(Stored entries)
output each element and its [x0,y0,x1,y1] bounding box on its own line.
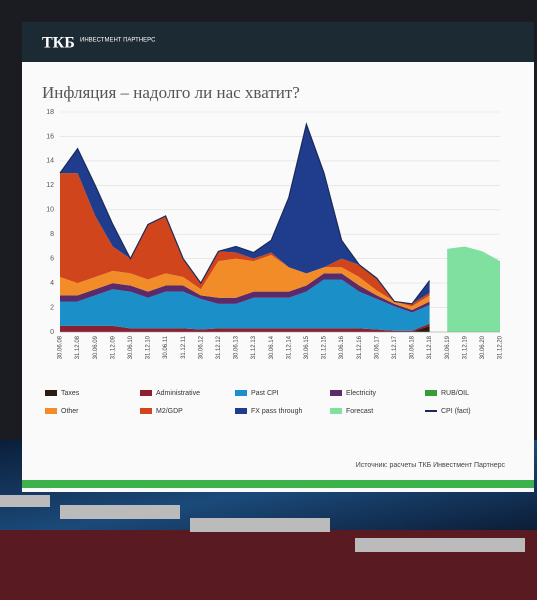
x-tick-label: 31.12.20 [498,335,504,359]
x-tick-label: 31.12.16 [357,335,363,359]
area-segment [447,246,500,332]
x-tick-label: 30.06.17 [374,335,380,359]
legend-label: Taxes [61,390,80,397]
stage-light [190,518,330,532]
x-tick-label: 31.12.13 [251,335,257,359]
x-tick-label: 31.12.10 [146,335,152,359]
y-tick-label: 14 [46,158,54,165]
x-tick-label: 31.12.19 [462,335,468,359]
slide-footer [22,480,534,488]
stage-light [60,505,180,519]
area-segment [60,255,430,310]
logo-sub: ИНВЕСТМЕНТ ПАРТНЕРС [80,38,156,44]
legend-swatch [425,390,437,396]
x-tick-label: 30.06.19 [445,335,451,359]
x-tick-label: 31.12.17 [392,335,398,359]
x-tick-label: 30.06.12 [198,335,204,359]
cpi-line [59,122,431,305]
legend-label: Forecast [346,408,373,415]
y-tick-label: 10 [46,207,54,214]
x-tick-label: 30.06.16 [339,335,345,359]
source: Источник: расчеты ТКБ Инвестмент Партнер… [356,462,506,469]
x-tick-label: 31.12.08 [75,335,81,359]
y-tick-label: 4 [50,280,54,287]
legend-label: FX pass through [251,408,302,415]
x-tick-label: 30.06.15 [304,335,310,359]
y-tick-label: 6 [50,256,54,263]
x-tick-label: 30.06.13 [234,335,240,359]
area-segment [60,124,430,304]
stage-light [0,495,50,507]
legend-swatch [235,390,247,396]
legend-label: Electricity [346,390,376,397]
legend-label: Administrative [156,390,200,397]
x-tick-label: 30.06.11 [163,335,169,359]
chart: 0 2 4 6 8 10 12 14 16 18 30.06.08 31.12.08 30.06.09 3… [45,109,504,415]
x-tick-label: 30.06.20 [480,335,486,359]
x-tick-label: 31.12.18 [427,335,433,359]
y-tick-label: 0 [50,329,54,336]
legend-swatch [140,408,152,414]
y-tick-label: 18 [46,109,54,116]
legend-label: Past CPI [251,390,279,397]
legend-label: Other [61,408,79,415]
legend-swatch [45,408,57,414]
x-tick-label: 31.12.15 [322,335,328,359]
logo: ТКБ [42,35,75,52]
y-tick-label: 12 [46,182,54,189]
x-tick-label: 30.06.14 [269,335,275,359]
legend-label: CPI (fact) [441,408,471,415]
y-tick-label: 2 [50,304,54,311]
slide-header [22,22,534,62]
area-segment [60,323,430,332]
y-tick-label: 8 [50,231,54,238]
area-segment [60,173,430,307]
legend-swatch [235,408,247,414]
legend-swatch [45,390,57,396]
x-tick-label: 30.06.18 [410,335,416,359]
area-segment [60,279,430,331]
stage-light [355,538,525,552]
legend-swatch [140,390,152,396]
x-tick-label: 31.12.09 [110,335,116,359]
x-tick-label: 31.12.12 [216,335,222,359]
y-tick-label: 16 [46,133,54,140]
x-tick-label: 31.12.14 [286,335,292,359]
x-tick-label: 30.06.08 [58,335,64,359]
x-tick-label: 30.06.09 [93,335,99,359]
x-tick-label: 31.12.11 [181,335,187,359]
legend-swatch [330,390,342,396]
legend-label: RUB/OIL [441,390,469,397]
chart-title: Инфляция – надолго ли нас хватит? [42,83,300,102]
x-tick-label: 30.06.10 [128,335,134,359]
legend-label: M2/GDP [156,408,183,415]
legend-swatch [330,408,342,414]
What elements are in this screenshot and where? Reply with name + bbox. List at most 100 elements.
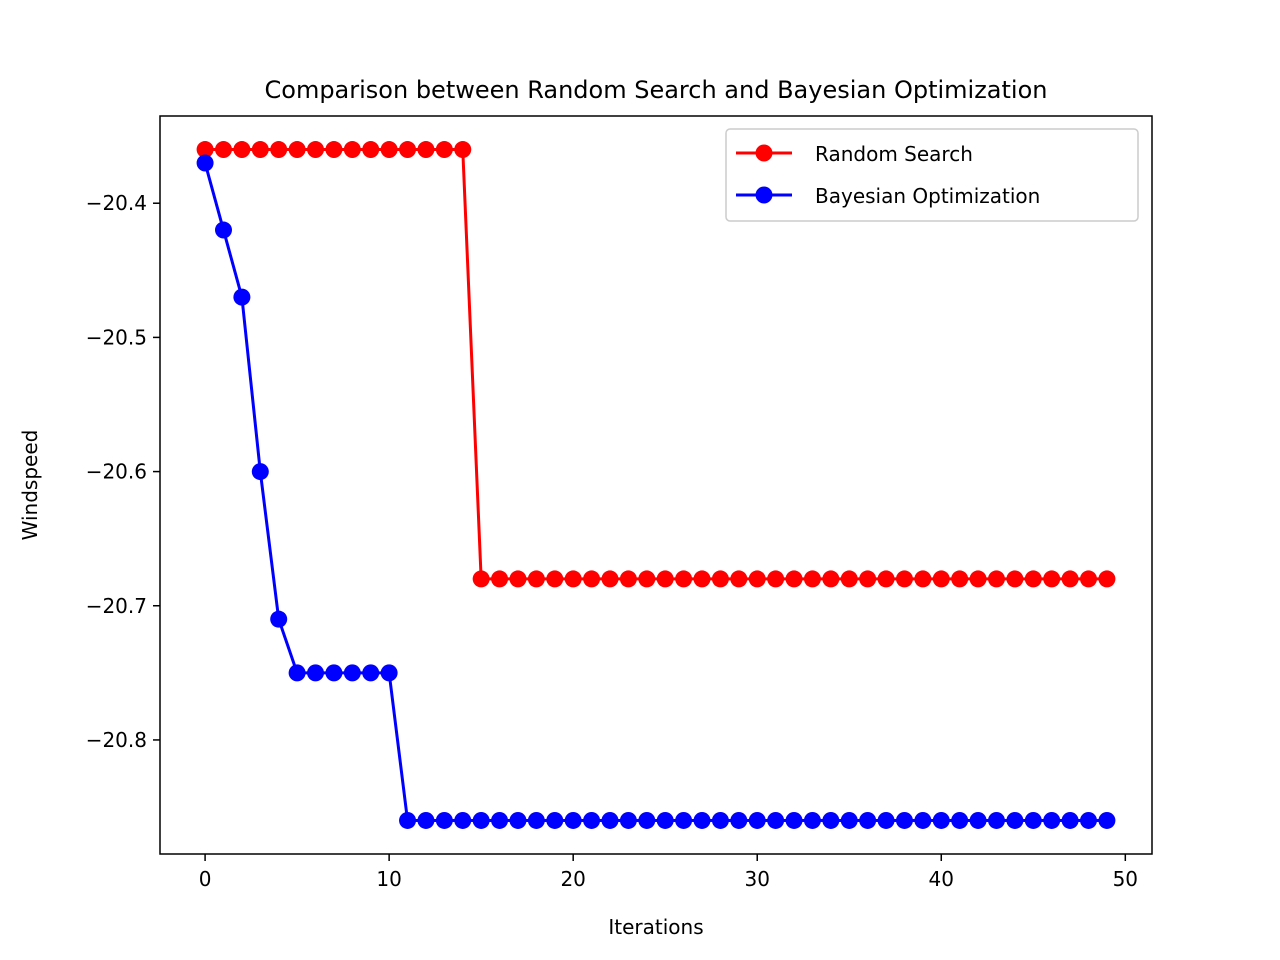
data-point-bayesian-optimization	[803, 811, 821, 829]
y-axis-ticks: −20.4 −20.5 −20.6 −20.7 −20.8	[86, 191, 160, 752]
x-tick-label: 20	[560, 867, 585, 891]
data-point-random-search	[251, 141, 269, 159]
data-point-bayesian-optimization	[1098, 811, 1116, 829]
legend-marker-bayesian-optimization	[755, 186, 773, 204]
data-point-bayesian-optimization	[546, 811, 564, 829]
legend-label-bayesian-optimization: Bayesian Optimization	[815, 184, 1040, 208]
x-tick-label: 30	[744, 867, 769, 891]
data-point-random-search	[748, 570, 766, 588]
data-point-random-search	[1024, 570, 1042, 588]
data-point-bayesian-optimization	[233, 288, 251, 306]
data-point-random-search	[362, 141, 380, 159]
data-point-bayesian-optimization	[638, 811, 656, 829]
data-point-bayesian-optimization	[822, 811, 840, 829]
data-point-random-search	[877, 570, 895, 588]
data-point-random-search	[399, 141, 417, 159]
data-point-bayesian-optimization	[895, 811, 913, 829]
data-point-random-search	[987, 570, 1005, 588]
data-point-random-search	[675, 570, 693, 588]
data-point-random-search	[343, 141, 361, 159]
data-point-random-search	[527, 570, 545, 588]
data-point-random-search	[196, 141, 214, 159]
data-point-random-search	[895, 570, 913, 588]
data-point-bayesian-optimization	[417, 811, 435, 829]
data-point-bayesian-optimization	[380, 664, 398, 682]
axes-frame	[159, 115, 1153, 855]
data-point-random-search	[619, 570, 637, 588]
data-point-bayesian-optimization	[270, 610, 288, 628]
data-point-random-search	[767, 570, 785, 588]
y-tick-label: −20.7	[86, 594, 147, 618]
legend-label-random-search: Random Search	[815, 142, 973, 166]
series-random-search	[196, 141, 1116, 588]
data-point-random-search	[380, 141, 398, 159]
data-point-bayesian-optimization	[196, 154, 214, 172]
data-point-bayesian-optimization	[1024, 811, 1042, 829]
data-point-random-search	[325, 141, 343, 159]
data-point-random-search	[859, 570, 877, 588]
data-point-bayesian-optimization	[343, 664, 361, 682]
data-point-bayesian-optimization	[399, 811, 417, 829]
data-point-bayesian-optimization	[362, 664, 380, 682]
data-point-random-search	[803, 570, 821, 588]
data-point-bayesian-optimization	[914, 811, 932, 829]
data-point-bayesian-optimization	[509, 811, 527, 829]
data-point-bayesian-optimization	[215, 221, 232, 239]
y-tick-label: −20.8	[86, 728, 147, 752]
data-point-bayesian-optimization	[527, 811, 545, 829]
data-point-random-search	[601, 570, 619, 588]
data-point-bayesian-optimization	[932, 811, 950, 829]
data-point-bayesian-optimization	[951, 811, 969, 829]
data-point-bayesian-optimization	[785, 811, 803, 829]
x-tick-label: 10	[376, 867, 401, 891]
series-bayesian-optimization	[196, 154, 1116, 829]
data-point-bayesian-optimization	[251, 463, 269, 481]
plot-area	[159, 115, 1153, 855]
data-point-random-search	[509, 570, 527, 588]
data-point-random-search	[288, 141, 306, 159]
data-point-bayesian-optimization	[307, 664, 325, 682]
y-tick-label: −20.5	[86, 325, 147, 349]
y-tick-label: −20.6	[86, 460, 147, 484]
data-point-bayesian-optimization	[675, 811, 693, 829]
data-point-bayesian-optimization	[859, 811, 877, 829]
data-point-bayesian-optimization	[1061, 811, 1079, 829]
data-point-bayesian-optimization	[748, 811, 766, 829]
data-point-random-search	[840, 570, 858, 588]
x-tick-label: 50	[1113, 867, 1138, 891]
y-tick-label: −20.4	[86, 191, 147, 215]
data-point-random-search	[914, 570, 932, 588]
data-point-random-search	[472, 570, 490, 588]
data-point-bayesian-optimization	[987, 811, 1005, 829]
data-point-bayesian-optimization	[325, 664, 343, 682]
data-point-random-search	[1061, 570, 1079, 588]
data-point-bayesian-optimization	[472, 811, 490, 829]
data-point-bayesian-optimization	[969, 811, 987, 829]
data-point-bayesian-optimization	[711, 811, 729, 829]
data-point-random-search	[730, 570, 748, 588]
data-point-random-search	[951, 570, 969, 588]
data-point-bayesian-optimization	[656, 811, 674, 829]
data-point-bayesian-optimization	[1080, 811, 1097, 829]
data-point-bayesian-optimization	[1006, 811, 1024, 829]
data-point-bayesian-optimization	[730, 811, 748, 829]
chart-title: Comparison between Random Search and Bay…	[265, 76, 1048, 104]
data-point-random-search	[785, 570, 803, 588]
data-point-random-search	[583, 570, 601, 588]
data-point-random-search	[546, 570, 564, 588]
data-point-bayesian-optimization	[877, 811, 895, 829]
data-point-random-search	[454, 141, 472, 159]
data-point-random-search	[638, 570, 656, 588]
data-point-bayesian-optimization	[601, 811, 619, 829]
data-point-bayesian-optimization	[767, 811, 785, 829]
data-point-bayesian-optimization	[1043, 811, 1061, 829]
series-layer	[196, 141, 1116, 829]
data-point-random-search	[1043, 570, 1061, 588]
data-point-random-search	[491, 570, 509, 588]
legend: Random Search Bayesian Optimization	[725, 128, 1139, 222]
data-point-bayesian-optimization	[435, 811, 453, 829]
data-point-random-search	[564, 570, 582, 588]
data-point-random-search	[233, 141, 251, 159]
data-point-random-search	[435, 141, 453, 159]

**Short task**
Reproduce without any changes the stretch of lines from the one containing "x-tick-label: 31.12.20 [498,335,504,359]" through the one containing "legend-swatch [45,390,57,396]", including both of those lines.

**Task output**
x-tick-label: 31.12.20 [498,335,504,359]
x-tick-label: 31.12.16 [357,335,363,359]
area-segment [447,246,500,332]
x-tick-label: 30.06.17 [374,335,380,359]
legend-label: Taxes [61,390,80,397]
stage-light [190,518,330,532]
x-tick-label: 31.12.13 [251,335,257,359]
x-tick-label: 31.12.10 [146,335,152,359]
y-tick-label: 14 [46,158,54,165]
x-tick-label: 31.12.19 [462,335,468,359]
slide-footer [22,480,534,488]
stage-light [60,505,180,519]
area-segment [60,255,430,310]
logo-sub: ИНВЕСТМЕНТ ПАРТНЕРС [80,38,156,44]
legend-swatch [425,390,437,396]
x-tick-label: 30.06.19 [445,335,451,359]
x-tick-label: 31.12.17 [392,335,398,359]
x-tick-label: 30.06.12 [198,335,204,359]
cpi-line [59,122,431,305]
legend-label: Forecast [346,408,373,415]
y-tick-label: 10 [46,207,54,214]
x-tick-label: 30.06.16 [339,335,345,359]
source: Источник: расчеты ТКБ Инвестмент Партнер… [356,462,506,469]
x-tick-label: 31.12.08 [75,335,81,359]
y-tick-label: 4 [50,280,54,287]
legend-label: FX pass through [251,408,302,415]
x-tick-label: 30.06.15 [304,335,310,359]
y-tick-label: 6 [50,256,54,263]
x-tick-label: 30.06.13 [234,335,240,359]
area-segment [60,124,430,304]
stage-light [0,495,50,507]
legend-swatch [235,390,247,396]
legend-label: Electricity [346,390,376,397]
legend-label: Administrative [156,390,200,397]
x-tick-label: 30.06.11 [163,335,169,359]
chart: 0 2 4 6 8 10 12 14 16 18 30.06.08 31.12.08 30.06.09 3… [45,109,504,415]
x-tick-label: 30.06.20 [480,335,486,359]
x-tick-label: 31.12.18 [427,335,433,359]
y-tick-label: 0 [50,329,54,336]
legend-swatch [140,408,152,414]
y-tick-label: 18 [46,109,54,116]
legend-label: Past CPI [251,390,279,397]
legend-label: Other [61,408,79,415]
legend-swatch [45,408,57,414]
x-tick-label: 31.12.15 [322,335,328,359]
logo: ТКБ [42,35,75,52]
y-tick-label: 12 [46,182,54,189]
x-tick-label: 30.06.14 [269,335,275,359]
legend-label: CPI (fact) [441,408,471,415]
y-tick-label: 2 [50,304,54,311]
slide-header [22,22,534,62]
area-segment [60,323,430,332]
y-tick-label: 8 [50,231,54,238]
area-segment [60,173,430,307]
legend-swatch [235,408,247,414]
legend-swatch [45,390,57,396]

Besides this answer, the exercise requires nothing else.